Input data =
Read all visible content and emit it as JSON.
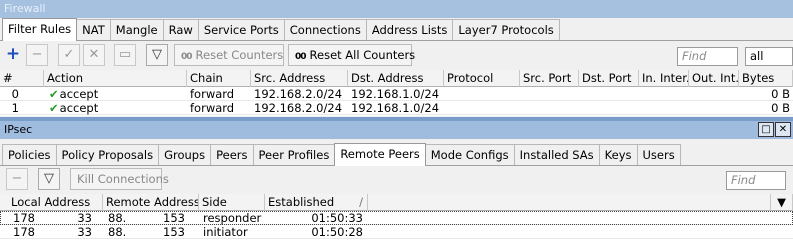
{
  "firewall": {
    "title": "Firewall",
    "tabs": [
      "Filter Rules",
      "NAT",
      "Mangle",
      "Raw",
      "Service Ports",
      "Connections",
      "Address Lists",
      "Layer7 Protocols"
    ],
    "toolbar": {
      "reset_counters": "Reset Counters",
      "reset_all_counters": "Reset All Counters",
      "counter_glyph": "00",
      "find_placeholder": "Find",
      "filter_select": "all"
    },
    "columns": [
      "#",
      "Action",
      "Chain",
      "Src. Address",
      "Dst. Address",
      "Protocol",
      "Src. Port",
      "Dst. Port",
      "In. Inter...",
      "Out. Int...",
      "Bytes"
    ],
    "rows": [
      {
        "num": "0",
        "action": "accept",
        "chain": "forward",
        "src": "192.168.2.0/24",
        "dst": "192.168.1.0/24",
        "bytes": "0 B"
      },
      {
        "num": "1",
        "action": "accept",
        "chain": "forward",
        "src": "192.168.2.0/24",
        "dst": "192.168.1.0/24",
        "bytes": "0 B"
      }
    ]
  },
  "ipsec": {
    "title": "IPsec",
    "tabs": [
      "Policies",
      "Policy Proposals",
      "Groups",
      "Peers",
      "Peer Profiles",
      "Remote Peers",
      "Mode Configs",
      "Installed SAs",
      "Keys",
      "Users"
    ],
    "active_tab": "Remote Peers",
    "toolbar": {
      "kill_connections": "Kill Connections",
      "find_placeholder": "Find"
    },
    "columns": [
      "Local Address",
      "Remote Address",
      "Side",
      "Established"
    ],
    "rows": [
      {
        "local_a": "178",
        "local_b": "33",
        "remote_a": "88.",
        "remote_b": "153",
        "side": "responder",
        "established": "01:50:33"
      },
      {
        "local_a": "178",
        "local_b": "33",
        "remote_a": "88.",
        "remote_b": "153",
        "side": "initiator",
        "established": "01:50:28"
      }
    ]
  }
}
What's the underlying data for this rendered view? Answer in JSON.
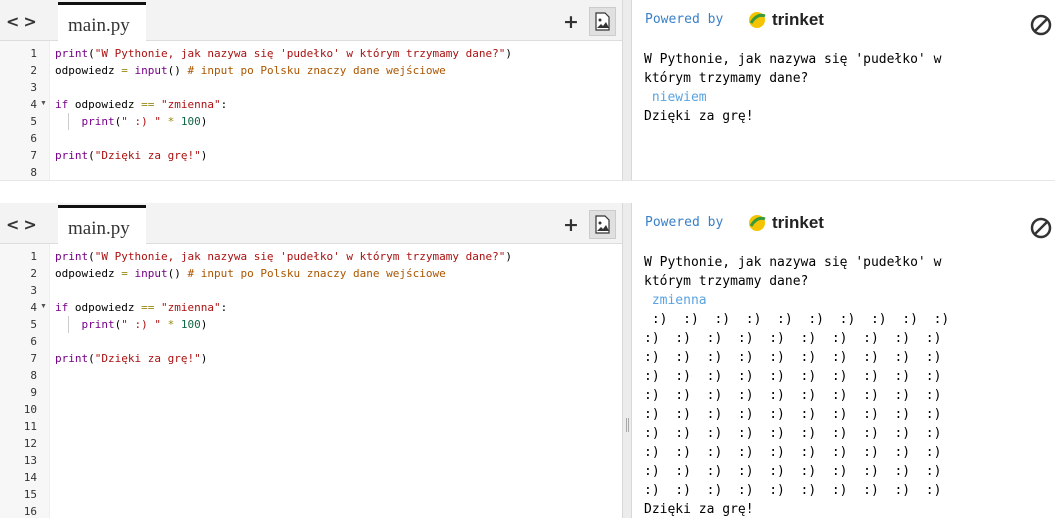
{
  "file_tab": "main.py",
  "code_lines": [
    "print(\"W Pythonie, jak nazywa się 'pudełko' w którym trzymamy dane?\")",
    "odpowiedz = input() # input po Polsku znaczy dane wejściowe",
    "",
    "if odpowiedz == \"zmienna\":",
    "    print(\" :) \" * 100)",
    "",
    "print(\"Dzięki za grę!\")"
  ],
  "panel1": {
    "line_numbers": [
      "1",
      "2",
      "3",
      "4",
      "5",
      "6",
      "7",
      "8"
    ],
    "output": {
      "prompt_line1": "W Pythonie, jak nazywa się 'pudełko' w",
      "prompt_line2": "którym trzymamy dane?",
      "user_input": " niewiem",
      "final": "Dzięki za grę!"
    }
  },
  "panel2": {
    "line_numbers": [
      "1",
      "2",
      "3",
      "4",
      "5",
      "6",
      "7",
      "8",
      "9",
      "10",
      "11",
      "12",
      "13",
      "14",
      "15",
      "16"
    ],
    "output": {
      "prompt_line1": "W Pythonie, jak nazywa się 'pudełko' w",
      "prompt_line2": "którym trzymamy dane?",
      "user_input": " zmienna",
      "smiley_first": " :)  :)  :)  :)  :)  :)  :)  :)  :)  :)",
      "smiley_row": ":)  :)  :)  :)  :)  :)  :)  :)  :)  :)",
      "final": "Dzięki za grę!"
    }
  },
  "console": {
    "powered_by": "Powered by",
    "brand": "trinket"
  },
  "icons": {
    "nav": "chevron-left-right-icon",
    "add": "plus-icon",
    "image": "image-icon",
    "stop": "stop-icon",
    "logo": "trinket-logo-icon"
  },
  "colors": {
    "keyword": "#770088",
    "string": "#aa1111",
    "number": "#116644",
    "comment": "#aa5500",
    "powered": "#3a80c7",
    "user_input": "#5aa3e0"
  }
}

Exercise objective = Output the data exactly. Pictures don't belong in the result.

Full answer =
Read all visible content and emit it as JSON.
{
  "firewall": {
    "title": "Firewall",
    "tabs": [
      "Filter Rules",
      "NAT",
      "Mangle",
      "Raw",
      "Service Ports",
      "Connections",
      "Address Lists",
      "Layer7 Protocols"
    ],
    "toolbar": {
      "reset_counters": "Reset Counters",
      "reset_all_counters": "Reset All Counters",
      "counter_glyph": "00",
      "find_placeholder": "Find",
      "filter_select": "all"
    },
    "columns": [
      "#",
      "Action",
      "Chain",
      "Src. Address",
      "Dst. Address",
      "Protocol",
      "Src. Port",
      "Dst. Port",
      "In. Inter...",
      "Out. Int...",
      "Bytes"
    ],
    "rows": [
      {
        "num": "0",
        "action": "accept",
        "chain": "forward",
        "src": "192.168.2.0/24",
        "dst": "192.168.1.0/24",
        "bytes": "0 B"
      },
      {
        "num": "1",
        "action": "accept",
        "chain": "forward",
        "src": "192.168.2.0/24",
        "dst": "192.168.1.0/24",
        "bytes": "0 B"
      }
    ]
  },
  "ipsec": {
    "title": "IPsec",
    "tabs": [
      "Policies",
      "Policy Proposals",
      "Groups",
      "Peers",
      "Peer Profiles",
      "Remote Peers",
      "Mode Configs",
      "Installed SAs",
      "Keys",
      "Users"
    ],
    "active_tab": "Remote Peers",
    "toolbar": {
      "kill_connections": "Kill Connections",
      "find_placeholder": "Find"
    },
    "columns": [
      "Local Address",
      "Remote Address",
      "Side",
      "Established"
    ],
    "rows": [
      {
        "local_a": "178",
        "local_b": "33",
        "remote_a": "88.",
        "remote_b": "153",
        "side": "responder",
        "established": "01:50:33"
      },
      {
        "local_a": "178",
        "local_b": "33",
        "remote_a": "88.",
        "remote_b": "153",
        "side": "initiator",
        "established": "01:50:28"
      }
    ]
  }
}
What's the underlying data for this rendered view? Answer in JSON.
{
  "file_tab": "main.py",
  "code_lines": [
    "print(\"W Pythonie, jak nazywa się 'pudełko' w którym trzymamy dane?\")",
    "odpowiedz = input() # input po Polsku znaczy dane wejściowe",
    "",
    "if odpowiedz == \"zmienna\":",
    "    print(\" :) \" * 100)",
    "",
    "print(\"Dzięki za grę!\")"
  ],
  "panel1": {
    "line_numbers": [
      "1",
      "2",
      "3",
      "4",
      "5",
      "6",
      "7",
      "8"
    ],
    "output": {
      "prompt_line1": "W Pythonie, jak nazywa się 'pudełko' w",
      "prompt_line2": "którym trzymamy dane?",
      "user_input": " niewiem",
      "final": "Dzięki za grę!"
    }
  },
  "panel2": {
    "line_numbers": [
      "1",
      "2",
      "3",
      "4",
      "5",
      "6",
      "7",
      "8",
      "9",
      "10",
      "11",
      "12",
      "13",
      "14",
      "15",
      "16"
    ],
    "output": {
      "prompt_line1": "W Pythonie, jak nazywa się 'pudełko' w",
      "prompt_line2": "którym trzymamy dane?",
      "user_input": " zmienna",
      "smiley_first": " :)  :)  :)  :)  :)  :)  :)  :)  :)  :)",
      "smiley_row": ":)  :)  :)  :)  :)  :)  :)  :)  :)  :)",
      "final": "Dzięki za grę!"
    }
  },
  "console": {
    "powered_by": "Powered by",
    "brand": "trinket"
  },
  "icons": {
    "nav": "chevron-left-right-icon",
    "add": "plus-icon",
    "image": "image-icon",
    "stop": "stop-icon",
    "logo": "trinket-logo-icon"
  },
  "colors": {
    "keyword": "#770088",
    "string": "#aa1111",
    "number": "#116644",
    "comment": "#aa5500",
    "powered": "#3a80c7",
    "user_input": "#5aa3e0"
  }
}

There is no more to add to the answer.